### Written problem
Transcribe all of the material exactly, except for its pictures.

[Entries from a dataset]

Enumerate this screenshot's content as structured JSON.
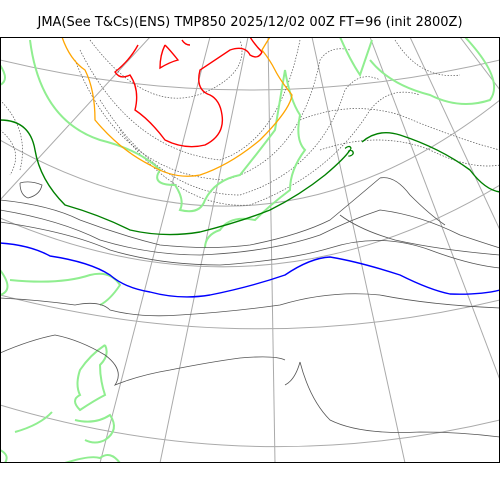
{
  "header": {
    "title": "JMA(See T&Cs)(ENS) TMP850 2025/12/02 00Z FT=96 (init 2800Z)"
  },
  "map": {
    "contour_label": "3",
    "colors": {
      "frame": "#000000",
      "graticule": "#aaaaaa",
      "coastline": "#90ee90",
      "isotherm_red": "#ff0000",
      "isotherm_orange": "#ffa500",
      "isotherm_green": "#008000",
      "isotherm_blue": "#0000ff",
      "isotherm_gray": "#555555"
    }
  }
}
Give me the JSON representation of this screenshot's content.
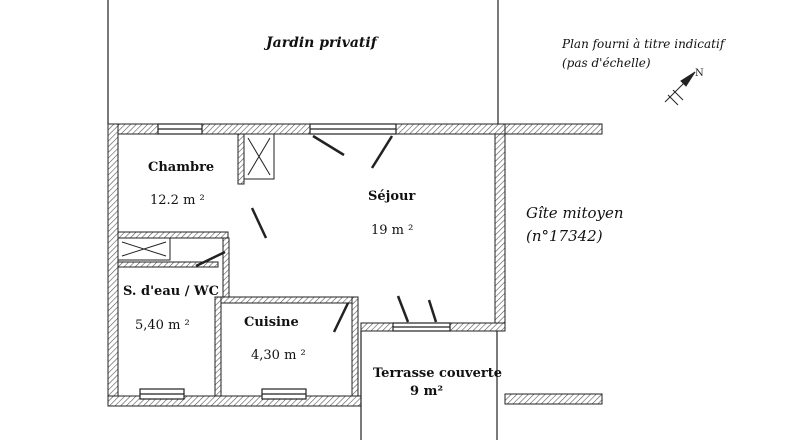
{
  "labels": {
    "jardin": "Jardin privatif",
    "note_line1": "Plan fourni à titre indicatif",
    "note_line2": "(pas d'échelle)",
    "gite_line1": "Gîte mitoyen",
    "gite_line2": "(n°17342)"
  },
  "rooms": {
    "chambre": {
      "name": "Chambre",
      "area": "12.2 m ²"
    },
    "sejour": {
      "name": "Séjour",
      "area": "19 m ²"
    },
    "sdeau": {
      "name": "S. d'eau / WC",
      "area": "5,40 m ²"
    },
    "cuisine": {
      "name": "Cuisine",
      "area": "4,30 m ²"
    },
    "terrasse": {
      "name": "Terrasse couverte",
      "area": "9 m²"
    }
  },
  "compass": {
    "icon": "north-arrow-icon",
    "letter": "N"
  },
  "colors": {
    "wall_hatch": "#555555",
    "line": "#222222"
  }
}
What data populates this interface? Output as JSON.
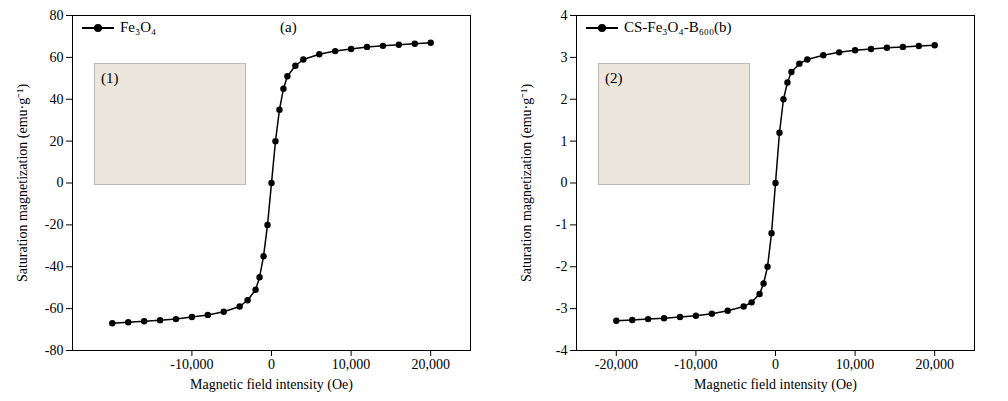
{
  "chart_data": [
    {
      "type": "line",
      "title": "(a)",
      "annotations": [
        {
          "text": "(1)"
        }
      ],
      "x_label": "Magnetic field intensity (Oe)",
      "y_label": "Saturation magnetization (emu·g⁻¹)",
      "x": [
        -20000,
        -18000,
        -16000,
        -14000,
        -12000,
        -10000,
        -8000,
        -6000,
        -4000,
        -3000,
        -2000,
        -1500,
        -1000,
        -500,
        0,
        500,
        1000,
        1500,
        2000,
        3000,
        4000,
        6000,
        8000,
        10000,
        12000,
        14000,
        16000,
        18000,
        20000
      ],
      "series": [
        {
          "name": "Fe₃O₄",
          "color": "#000000",
          "marker": "circle",
          "values": [
            -67,
            -66.5,
            -66,
            -65.5,
            -65,
            -64,
            -63,
            -61.5,
            -59,
            -56,
            -51,
            -45,
            -35,
            -20,
            0,
            20,
            35,
            45,
            51,
            56,
            59,
            61.5,
            63,
            64,
            65,
            65.5,
            66,
            66.5,
            67
          ]
        }
      ],
      "xlim": [
        -25000,
        25000
      ],
      "xticks": [
        {
          "value": -10000,
          "label": "-10,000"
        },
        0,
        {
          "value": 10000,
          "label": "10,000"
        },
        {
          "value": 20000,
          "label": "20,000"
        }
      ],
      "ylim": [
        -80,
        80
      ],
      "yticks": [
        -80,
        -60,
        -40,
        -20,
        0,
        20,
        40,
        60,
        80
      ],
      "grid": false,
      "legend": "upper left"
    },
    {
      "type": "line",
      "title": "(b)",
      "annotations": [
        {
          "text": "(2)"
        }
      ],
      "x_label": "Magnetic field intensity (Oe)",
      "y_label": "Saturation magnetization (emu·g⁻¹)",
      "x": [
        -20000,
        -18000,
        -16000,
        -14000,
        -12000,
        -10000,
        -8000,
        -6000,
        -4000,
        -3000,
        -2000,
        -1500,
        -1000,
        -500,
        0,
        500,
        1000,
        1500,
        2000,
        3000,
        4000,
        6000,
        8000,
        10000,
        12000,
        14000,
        16000,
        18000,
        20000
      ],
      "series": [
        {
          "name": "CS-Fe₃O₄-B₆₀₀",
          "color": "#000000",
          "marker": "circle",
          "values": [
            -3.29,
            -3.27,
            -3.25,
            -3.23,
            -3.2,
            -3.17,
            -3.12,
            -3.05,
            -2.95,
            -2.85,
            -2.65,
            -2.4,
            -2.0,
            -1.2,
            0,
            1.2,
            2.0,
            2.4,
            2.65,
            2.85,
            2.95,
            3.05,
            3.12,
            3.17,
            3.2,
            3.23,
            3.25,
            3.27,
            3.29
          ]
        }
      ],
      "xlim": [
        -25000,
        25000
      ],
      "xticks": [
        {
          "value": -20000,
          "label": "-20,000"
        },
        {
          "value": -10000,
          "label": "-10,000"
        },
        0,
        {
          "value": 10000,
          "label": "10,000"
        },
        {
          "value": 20000,
          "label": "20,000"
        }
      ],
      "ylim": [
        -4,
        4
      ],
      "yticks": [
        -4,
        -3,
        -2,
        -1,
        0,
        1,
        2,
        3,
        4
      ],
      "grid": false,
      "legend": "upper left"
    }
  ]
}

### Solution to the exercise
Enumerate this screenshot's content as structured JSON.
{
  "header": {
    "title": "JMA(See T&Cs)(ENS) TMP850 2025/12/02 00Z FT=96 (init 2800Z)"
  },
  "map": {
    "contour_label": "3",
    "colors": {
      "frame": "#000000",
      "graticule": "#aaaaaa",
      "coastline": "#90ee90",
      "isotherm_red": "#ff0000",
      "isotherm_orange": "#ffa500",
      "isotherm_green": "#008000",
      "isotherm_blue": "#0000ff",
      "isotherm_gray": "#555555"
    }
  }
}
Give me the JSON representation of this screenshot's content.
{
  "labels": {
    "jardin": "Jardin privatif",
    "note_line1": "Plan fourni à titre indicatif",
    "note_line2": "(pas d'échelle)",
    "gite_line1": "Gîte mitoyen",
    "gite_line2": "(n°17342)"
  },
  "rooms": {
    "chambre": {
      "name": "Chambre",
      "area": "12.2 m ²"
    },
    "sejour": {
      "name": "Séjour",
      "area": "19 m ²"
    },
    "sdeau": {
      "name": "S. d'eau / WC",
      "area": "5,40 m ²"
    },
    "cuisine": {
      "name": "Cuisine",
      "area": "4,30 m ²"
    },
    "terrasse": {
      "name": "Terrasse couverte",
      "area": "9 m²"
    }
  },
  "compass": {
    "icon": "north-arrow-icon",
    "letter": "N"
  },
  "colors": {
    "wall_hatch": "#555555",
    "line": "#222222"
  }
}
What data populates this interface? Output as JSON.
{
  "chart_data": [
    {
      "type": "line",
      "title": "(a)",
      "annotations": [
        {
          "text": "(1)"
        }
      ],
      "x_label": "Magnetic field intensity (Oe)",
      "y_label": "Saturation magnetization (emu·g⁻¹)",
      "x": [
        -20000,
        -18000,
        -16000,
        -14000,
        -12000,
        -10000,
        -8000,
        -6000,
        -4000,
        -3000,
        -2000,
        -1500,
        -1000,
        -500,
        0,
        500,
        1000,
        1500,
        2000,
        3000,
        4000,
        6000,
        8000,
        10000,
        12000,
        14000,
        16000,
        18000,
        20000
      ],
      "series": [
        {
          "name": "Fe₃O₄",
          "color": "#000000",
          "marker": "circle",
          "values": [
            -67,
            -66.5,
            -66,
            -65.5,
            -65,
            -64,
            -63,
            -61.5,
            -59,
            -56,
            -51,
            -45,
            -35,
            -20,
            0,
            20,
            35,
            45,
            51,
            56,
            59,
            61.5,
            63,
            64,
            65,
            65.5,
            66,
            66.5,
            67
          ]
        }
      ],
      "xlim": [
        -25000,
        25000
      ],
      "xticks": [
        {
          "value": -10000,
          "label": "-10,000"
        },
        0,
        {
          "value": 10000,
          "label": "10,000"
        },
        {
          "value": 20000,
          "label": "20,000"
        }
      ],
      "ylim": [
        -80,
        80
      ],
      "yticks": [
        -80,
        -60,
        -40,
        -20,
        0,
        20,
        40,
        60,
        80
      ],
      "grid": false,
      "legend": "upper left"
    },
    {
      "type": "line",
      "title": "(b)",
      "annotations": [
        {
          "text": "(2)"
        }
      ],
      "x_label": "Magnetic field intensity (Oe)",
      "y_label": "Saturation magnetization (emu·g⁻¹)",
      "x": [
        -20000,
        -18000,
        -16000,
        -14000,
        -12000,
        -10000,
        -8000,
        -6000,
        -4000,
        -3000,
        -2000,
        -1500,
        -1000,
        -500,
        0,
        500,
        1000,
        1500,
        2000,
        3000,
        4000,
        6000,
        8000,
        10000,
        12000,
        14000,
        16000,
        18000,
        20000
      ],
      "series": [
        {
          "name": "CS-Fe₃O₄-B₆₀₀",
          "color": "#000000",
          "marker": "circle",
          "values": [
            -3.29,
            -3.27,
            -3.25,
            -3.23,
            -3.2,
            -3.17,
            -3.12,
            -3.05,
            -2.95,
            -2.85,
            -2.65,
            -2.4,
            -2.0,
            -1.2,
            0,
            1.2,
            2.0,
            2.4,
            2.65,
            2.85,
            2.95,
            3.05,
            3.12,
            3.17,
            3.2,
            3.23,
            3.25,
            3.27,
            3.29
          ]
        }
      ],
      "xlim": [
        -25000,
        25000
      ],
      "xticks": [
        {
          "value": -20000,
          "label": "-20,000"
        },
        {
          "value": -10000,
          "label": "-10,000"
        },
        0,
        {
          "value": 10000,
          "label": "10,000"
        },
        {
          "value": 20000,
          "label": "20,000"
        }
      ],
      "ylim": [
        -4,
        4
      ],
      "yticks": [
        -4,
        -3,
        -2,
        -1,
        0,
        1,
        2,
        3,
        4
      ],
      "grid": false,
      "legend": "upper left"
    }
  ]
}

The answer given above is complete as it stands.